(REQUIRED WORK): Copy out every line in which the string "JSON" occurs.
++++ TASK MATERIAL ++++
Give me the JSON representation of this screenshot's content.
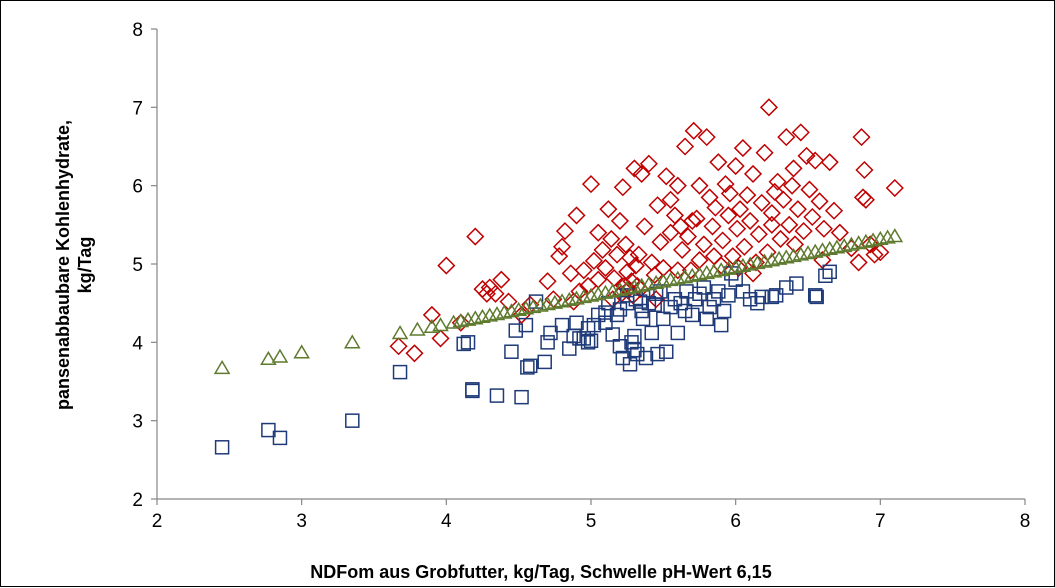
{
  "chart_data": {
    "type": "scatter",
    "xlabel": "NDFom aus Grobfutter, kg/Tag, Schwelle pH-Wert 6,15",
    "ylabel_line1": "pansenabbaubare Kohlenhydrate,",
    "ylabel_line2": "kg/Tag",
    "xlim": [
      2,
      8
    ],
    "ylim": [
      2,
      8
    ],
    "x_ticks": [
      2,
      3,
      4,
      5,
      6,
      7,
      8
    ],
    "y_ticks": [
      2,
      3,
      4,
      5,
      6,
      7,
      8
    ],
    "grid": false,
    "legend": "none",
    "series": [
      {
        "marker": "diamond",
        "color": "#C00000",
        "points": [
          [
            3.67,
            3.95
          ],
          [
            3.78,
            3.86
          ],
          [
            3.9,
            4.35
          ],
          [
            3.96,
            4.05
          ],
          [
            4.0,
            4.98
          ],
          [
            4.1,
            4.25
          ],
          [
            4.2,
            5.35
          ],
          [
            4.25,
            4.68
          ],
          [
            4.28,
            4.62
          ],
          [
            4.3,
            4.7
          ],
          [
            4.34,
            4.62
          ],
          [
            4.38,
            4.8
          ],
          [
            4.43,
            4.52
          ],
          [
            4.52,
            4.35
          ],
          [
            4.58,
            4.48
          ],
          [
            4.7,
            4.78
          ],
          [
            4.74,
            4.55
          ],
          [
            4.78,
            5.1
          ],
          [
            4.8,
            5.22
          ],
          [
            4.82,
            5.42
          ],
          [
            4.86,
            4.88
          ],
          [
            4.9,
            5.62
          ],
          [
            4.92,
            4.65
          ],
          [
            4.95,
            4.92
          ],
          [
            4.98,
            4.72
          ],
          [
            5.0,
            6.02
          ],
          [
            5.02,
            5.04
          ],
          [
            5.05,
            5.4
          ],
          [
            5.08,
            5.18
          ],
          [
            5.1,
            4.95
          ],
          [
            5.12,
            5.7
          ],
          [
            5.14,
            5.32
          ],
          [
            5.16,
            4.82
          ],
          [
            5.18,
            5.12
          ],
          [
            5.2,
            5.55
          ],
          [
            5.21,
            4.62
          ],
          [
            5.22,
            5.98
          ],
          [
            5.23,
            4.72
          ],
          [
            5.24,
            5.25
          ],
          [
            5.25,
            4.9
          ],
          [
            5.26,
            4.68
          ],
          [
            5.27,
            5.08
          ],
          [
            5.28,
            4.78
          ],
          [
            5.29,
            4.6
          ],
          [
            5.3,
            6.22
          ],
          [
            5.31,
            4.98
          ],
          [
            5.32,
            4.72
          ],
          [
            5.33,
            5.12
          ],
          [
            5.35,
            6.15
          ],
          [
            5.37,
            5.48
          ],
          [
            5.4,
            6.28
          ],
          [
            5.42,
            5.02
          ],
          [
            5.44,
            4.86
          ],
          [
            5.46,
            5.75
          ],
          [
            5.48,
            5.28
          ],
          [
            5.5,
            4.95
          ],
          [
            5.52,
            6.12
          ],
          [
            5.55,
            5.4
          ],
          [
            5.58,
            5.62
          ],
          [
            5.6,
            6.0
          ],
          [
            5.62,
            5.48
          ],
          [
            5.63,
            5.18
          ],
          [
            5.65,
            6.5
          ],
          [
            5.67,
            5.35
          ],
          [
            5.69,
            4.92
          ],
          [
            5.71,
            6.7
          ],
          [
            5.73,
            5.58
          ],
          [
            5.75,
            5.05
          ],
          [
            5.78,
            5.25
          ],
          [
            5.8,
            6.62
          ],
          [
            5.82,
            5.85
          ],
          [
            5.84,
            5.48
          ],
          [
            5.86,
            5.72
          ],
          [
            5.88,
            6.3
          ],
          [
            5.9,
            4.98
          ],
          [
            5.91,
            5.3
          ],
          [
            5.93,
            6.02
          ],
          [
            5.95,
            5.62
          ],
          [
            5.96,
            5.9
          ],
          [
            5.98,
            5.1
          ],
          [
            6.0,
            6.25
          ],
          [
            6.01,
            5.45
          ],
          [
            6.03,
            5.7
          ],
          [
            6.05,
            6.48
          ],
          [
            6.06,
            5.22
          ],
          [
            6.08,
            5.88
          ],
          [
            6.1,
            5.55
          ],
          [
            6.12,
            6.15
          ],
          [
            6.14,
            5.02
          ],
          [
            6.16,
            5.38
          ],
          [
            6.18,
            5.78
          ],
          [
            6.2,
            6.42
          ],
          [
            6.22,
            5.15
          ],
          [
            6.23,
            7.0
          ],
          [
            6.25,
            5.65
          ],
          [
            6.27,
            5.92
          ],
          [
            6.29,
            6.05
          ],
          [
            6.31,
            5.32
          ],
          [
            6.33,
            5.82
          ],
          [
            6.35,
            6.62
          ],
          [
            6.37,
            5.5
          ],
          [
            6.39,
            6.0
          ],
          [
            6.41,
            5.25
          ],
          [
            6.43,
            5.7
          ],
          [
            6.45,
            6.68
          ],
          [
            6.47,
            5.42
          ],
          [
            6.49,
            6.38
          ],
          [
            6.51,
            5.95
          ],
          [
            6.53,
            5.6
          ],
          [
            6.55,
            6.32
          ],
          [
            6.58,
            5.8
          ],
          [
            6.61,
            5.45
          ],
          [
            6.65,
            6.3
          ],
          [
            6.68,
            5.68
          ],
          [
            6.72,
            5.4
          ],
          [
            6.8,
            5.2
          ],
          [
            6.85,
            5.02
          ],
          [
            6.87,
            6.62
          ],
          [
            6.88,
            5.85
          ],
          [
            6.89,
            6.2
          ],
          [
            6.9,
            5.82
          ],
          [
            6.93,
            5.25
          ],
          [
            6.96,
            5.12
          ],
          [
            7.0,
            5.15
          ],
          [
            7.1,
            5.97
          ],
          [
            5.34,
            4.68
          ],
          [
            5.45,
            4.55
          ],
          [
            5.05,
            4.8
          ],
          [
            5.15,
            4.55
          ],
          [
            4.88,
            4.52
          ],
          [
            5.6,
            4.92
          ],
          [
            5.7,
            5.55
          ],
          [
            5.85,
            5.1
          ],
          [
            6.02,
            4.95
          ],
          [
            6.12,
            4.88
          ],
          [
            5.55,
            5.82
          ],
          [
            5.75,
            6.0
          ],
          [
            6.4,
            6.22
          ],
          [
            6.25,
            5.5
          ],
          [
            6.6,
            5.05
          ]
        ]
      },
      {
        "marker": "square",
        "color": "#1F3A78",
        "points": [
          [
            2.45,
            2.66
          ],
          [
            2.77,
            2.88
          ],
          [
            2.85,
            2.78
          ],
          [
            3.35,
            3.0
          ],
          [
            3.68,
            3.62
          ],
          [
            4.12,
            3.98
          ],
          [
            4.15,
            4.0
          ],
          [
            4.18,
            3.38
          ],
          [
            4.18,
            3.4
          ],
          [
            4.35,
            3.32
          ],
          [
            4.45,
            3.88
          ],
          [
            4.48,
            4.15
          ],
          [
            4.52,
            3.3
          ],
          [
            4.55,
            4.22
          ],
          [
            4.56,
            3.68
          ],
          [
            4.58,
            3.7
          ],
          [
            4.62,
            4.52
          ],
          [
            4.68,
            3.75
          ],
          [
            4.7,
            4.0
          ],
          [
            4.72,
            4.12
          ],
          [
            4.8,
            4.22
          ],
          [
            4.85,
            3.92
          ],
          [
            4.88,
            4.08
          ],
          [
            4.9,
            4.25
          ],
          [
            4.92,
            4.05
          ],
          [
            4.95,
            4.05
          ],
          [
            4.98,
            4.0
          ],
          [
            5.02,
            4.22
          ],
          [
            5.05,
            4.35
          ],
          [
            5.1,
            4.25
          ],
          [
            5.12,
            4.5
          ],
          [
            5.15,
            4.1
          ],
          [
            5.18,
            4.35
          ],
          [
            5.2,
            4.42
          ],
          [
            5.22,
            3.8
          ],
          [
            5.25,
            4.5
          ],
          [
            5.27,
            3.72
          ],
          [
            5.28,
            4.0
          ],
          [
            5.3,
            3.9
          ],
          [
            5.31,
            4.55
          ],
          [
            5.32,
            3.85
          ],
          [
            5.34,
            4.52
          ],
          [
            5.36,
            4.3
          ],
          [
            5.38,
            3.8
          ],
          [
            5.4,
            4.5
          ],
          [
            5.42,
            4.12
          ],
          [
            5.44,
            4.48
          ],
          [
            5.46,
            3.85
          ],
          [
            5.48,
            4.65
          ],
          [
            5.5,
            4.3
          ],
          [
            5.52,
            3.88
          ],
          [
            5.55,
            4.45
          ],
          [
            5.58,
            4.55
          ],
          [
            5.6,
            4.12
          ],
          [
            5.62,
            4.5
          ],
          [
            5.66,
            4.65
          ],
          [
            5.7,
            4.35
          ],
          [
            5.72,
            4.55
          ],
          [
            5.75,
            4.62
          ],
          [
            5.78,
            4.7
          ],
          [
            5.82,
            4.45
          ],
          [
            5.85,
            4.55
          ],
          [
            5.88,
            4.65
          ],
          [
            5.9,
            4.22
          ],
          [
            5.92,
            4.4
          ],
          [
            5.95,
            4.6
          ],
          [
            5.97,
            4.88
          ],
          [
            6.0,
            4.8
          ],
          [
            6.05,
            4.65
          ],
          [
            6.15,
            4.5
          ],
          [
            6.18,
            4.58
          ],
          [
            6.25,
            4.58
          ],
          [
            6.28,
            4.6
          ],
          [
            6.35,
            4.7
          ],
          [
            6.42,
            4.75
          ],
          [
            6.55,
            4.6
          ],
          [
            6.56,
            4.58
          ],
          [
            6.62,
            4.85
          ],
          [
            6.65,
            4.9
          ],
          [
            5.35,
            4.4
          ],
          [
            5.25,
            4.6
          ],
          [
            5.0,
            4.02
          ],
          [
            5.1,
            4.38
          ],
          [
            4.98,
            4.18
          ],
          [
            5.45,
            4.62
          ],
          [
            5.65,
            4.4
          ],
          [
            5.8,
            4.3
          ],
          [
            6.1,
            4.55
          ],
          [
            5.2,
            3.95
          ],
          [
            5.3,
            4.08
          ]
        ]
      },
      {
        "marker": "triangle",
        "color": "#5E7A2E",
        "trend": {
          "slope": 0.362,
          "intercept": 2.78
        },
        "x": [
          2.45,
          2.77,
          2.85,
          3.0,
          3.35,
          3.68,
          3.8,
          3.9,
          3.96,
          4.05,
          4.1,
          4.15,
          4.2,
          4.25,
          4.3,
          4.35,
          4.4,
          4.45,
          4.5,
          4.55,
          4.6,
          4.65,
          4.7,
          4.75,
          4.8,
          4.85,
          4.9,
          4.95,
          5.0,
          5.05,
          5.1,
          5.15,
          5.2,
          5.25,
          5.3,
          5.35,
          5.4,
          5.45,
          5.5,
          5.55,
          5.6,
          5.65,
          5.7,
          5.75,
          5.8,
          5.85,
          5.9,
          5.95,
          6.0,
          6.05,
          6.1,
          6.15,
          6.2,
          6.25,
          6.3,
          6.35,
          6.4,
          6.45,
          6.5,
          6.55,
          6.6,
          6.65,
          6.7,
          6.75,
          6.8,
          6.85,
          6.9,
          6.95,
          7.0,
          7.05,
          7.1
        ]
      }
    ]
  }
}
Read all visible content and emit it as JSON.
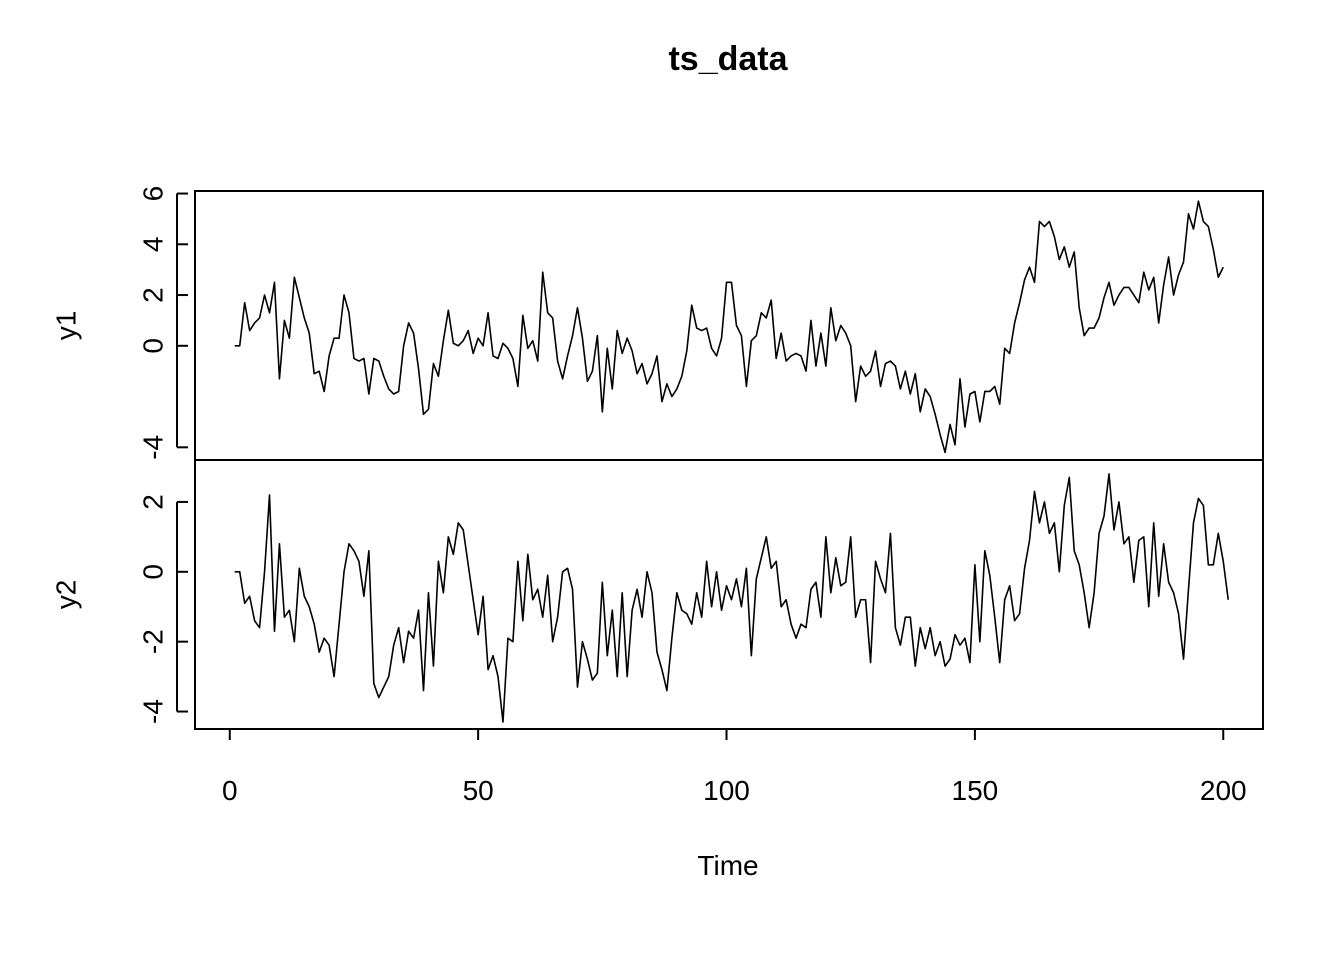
++++
(EXERCISE OUTPUT):
Give me the JSON representation of this screenshot's content.
Read all visible content and emit it as JSON.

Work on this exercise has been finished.